**What to produce**: Return every line of the data below that includes the string "tier".

_ _ _ _ _ _ _

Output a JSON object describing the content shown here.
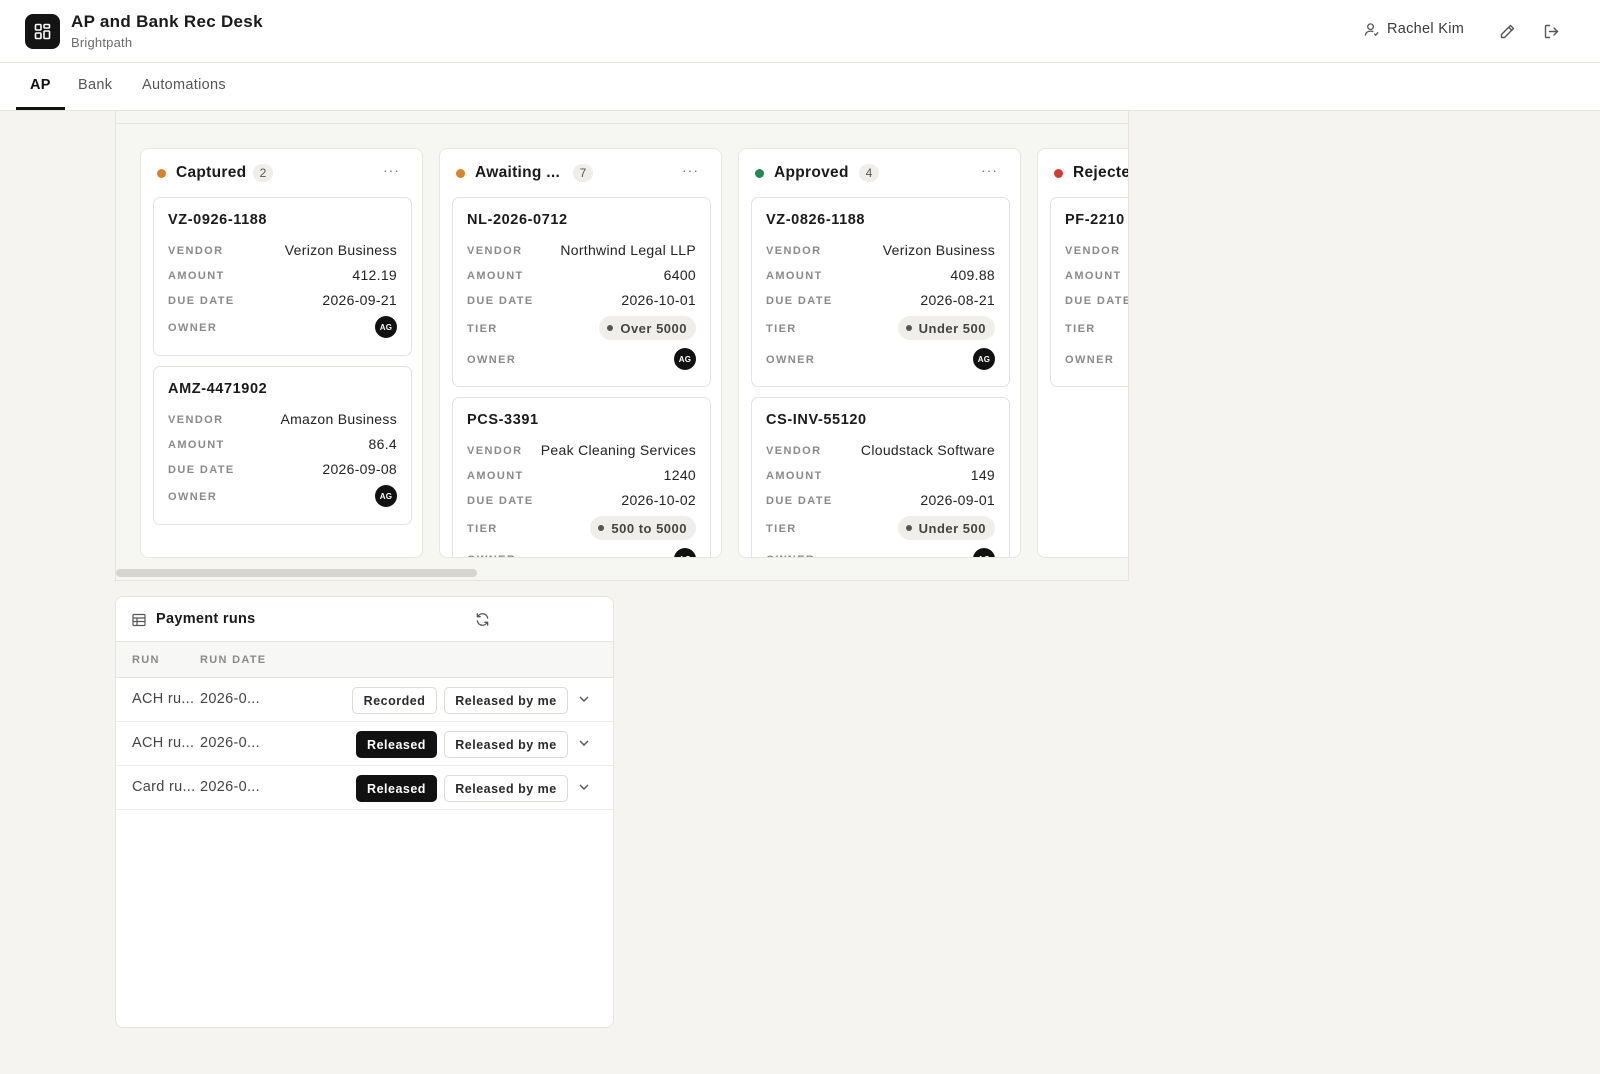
{
  "app": {
    "title": "AP and Bank Rec Desk",
    "subtitle": "Brightpath"
  },
  "header": {
    "user_name": "Rachel Kim"
  },
  "tabs": [
    {
      "label": "AP",
      "active": true
    },
    {
      "label": "Bank",
      "active": false
    },
    {
      "label": "Automations",
      "active": false
    }
  ],
  "board": {
    "labels": {
      "vendor": "VENDOR",
      "amount": "AMOUNT",
      "due_date": "DUE DATE",
      "tier": "TIER",
      "owner": "OWNER"
    },
    "more_label": "···",
    "columns": [
      {
        "title": "Captured",
        "count": "2",
        "color": "#d9822b",
        "cards": [
          {
            "id": "VZ-0926-1188",
            "vendor": "Verizon Business",
            "amount": "412.19",
            "due_date": "2026-09-21",
            "owner": "AG"
          },
          {
            "id": "AMZ-4471902",
            "vendor": "Amazon Business",
            "amount": "86.4",
            "due_date": "2026-09-08",
            "owner": "AG"
          }
        ]
      },
      {
        "title": "Awaiting ...",
        "count": "7",
        "color": "#d9822b",
        "cards": [
          {
            "id": "NL-2026-0712",
            "vendor": "Northwind Legal LLP",
            "amount": "6400",
            "due_date": "2026-10-01",
            "tier": "Over 5000",
            "owner": "AG"
          },
          {
            "id": "PCS-3391",
            "vendor": "Peak Cleaning Services",
            "amount": "1240",
            "due_date": "2026-10-02",
            "tier": "500 to 5000",
            "owner": "AG"
          }
        ]
      },
      {
        "title": "Approved",
        "count": "4",
        "color": "#1f8a4c",
        "cards": [
          {
            "id": "VZ-0826-1188",
            "vendor": "Verizon Business",
            "amount": "409.88",
            "due_date": "2026-08-21",
            "tier": "Under 500",
            "owner": "AG"
          },
          {
            "id": "CS-INV-55120",
            "vendor": "Cloudstack Software",
            "amount": "149",
            "due_date": "2026-09-01",
            "tier": "Under 500",
            "owner": "AG"
          }
        ]
      },
      {
        "title": "Rejecte",
        "color": "#d23b2f",
        "cards": [
          {
            "id": "PF-2210"
          }
        ]
      }
    ]
  },
  "payment_runs": {
    "title": "Payment runs",
    "columns": [
      "RUN",
      "RUN DATE"
    ],
    "rows": [
      {
        "run": "ACH ru...",
        "run_date": "2026-0...",
        "status": "Recorded",
        "status_style": "outline",
        "release": "Released by me"
      },
      {
        "run": "ACH ru...",
        "run_date": "2026-0...",
        "status": "Released",
        "status_style": "solid",
        "release": "Released by me"
      },
      {
        "run": "Card ru...",
        "run_date": "2026-0...",
        "status": "Released",
        "status_style": "solid",
        "release": "Released by me"
      }
    ]
  },
  "icons": {
    "app": "grid-icon",
    "user": "user-icon",
    "edit": "pencil-icon",
    "logout": "logout-icon",
    "table": "table-icon",
    "refresh": "refresh-icon",
    "expand": "chevron-down-icon"
  }
}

_ _ _ _ _ _ _

**Task answer**:
      "tier": "TIER",
            "tier": "Over 5000",
            "tier": "500 to 5000",
            "tier": "Under 500",
            "tier": "Under 500",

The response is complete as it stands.